• _What needs to be done_
Repeat the material exactly as it appears.

=-=-=-=-=

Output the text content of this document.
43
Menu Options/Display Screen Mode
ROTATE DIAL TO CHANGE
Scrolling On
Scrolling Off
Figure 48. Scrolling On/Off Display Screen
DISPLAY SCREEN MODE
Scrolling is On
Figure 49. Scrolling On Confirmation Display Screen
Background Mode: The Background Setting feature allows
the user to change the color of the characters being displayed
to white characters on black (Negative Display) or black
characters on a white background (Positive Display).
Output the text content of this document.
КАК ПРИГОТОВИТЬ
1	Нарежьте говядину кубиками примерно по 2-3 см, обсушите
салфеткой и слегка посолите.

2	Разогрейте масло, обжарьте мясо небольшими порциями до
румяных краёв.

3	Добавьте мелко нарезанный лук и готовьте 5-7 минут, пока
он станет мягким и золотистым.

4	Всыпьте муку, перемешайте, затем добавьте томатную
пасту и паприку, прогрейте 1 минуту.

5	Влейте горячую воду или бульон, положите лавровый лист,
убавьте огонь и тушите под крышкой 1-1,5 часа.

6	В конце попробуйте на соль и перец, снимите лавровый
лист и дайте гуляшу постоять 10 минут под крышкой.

=-=-=-=-=

• _Complete output_
Output the text content of this document.
43
Menu Options/Display Screen Mode
ROTATE DIAL TO CHANGE
Scrolling On
Scrolling Off
Figure 48. Scrolling On/Off Display Screen
DISPLAY SCREEN MODE
Scrolling is On
Figure 49. Scrolling On Confirmation Display Screen
Background Mode: The Background Setting feature allows
the user to change the color of the characters being displayed
to white characters on black (Negative Display) or black
characters on a white background (Positive Display).
Output the text content of this document.
КАК ПРИГОТОВИТЬ
1	Нарежьте говядину кубиками примерно по 2-3 см, обсушите
салфеткой и слегка посолите.

2	Разогрейте масло, обжарьте мясо небольшими порциями до
румяных краёв.

3	Добавьте мелко нарезанный лук и готовьте 5-7 минут, пока
он станет мягким и золотистым.

4	Всыпьте муку, перемешайте, затем добавьте томатную
пасту и паприку, прогрейте 1 минуту.

5	Влейте горячую воду или бульон, положите лавровый лист,
убавьте огонь и тушите под крышкой 1-1,5 часа.

6	В конце попробуйте на соль и перец, снимите лавровый
лист и дайте гуляшу постоять 10 минут под крышкой.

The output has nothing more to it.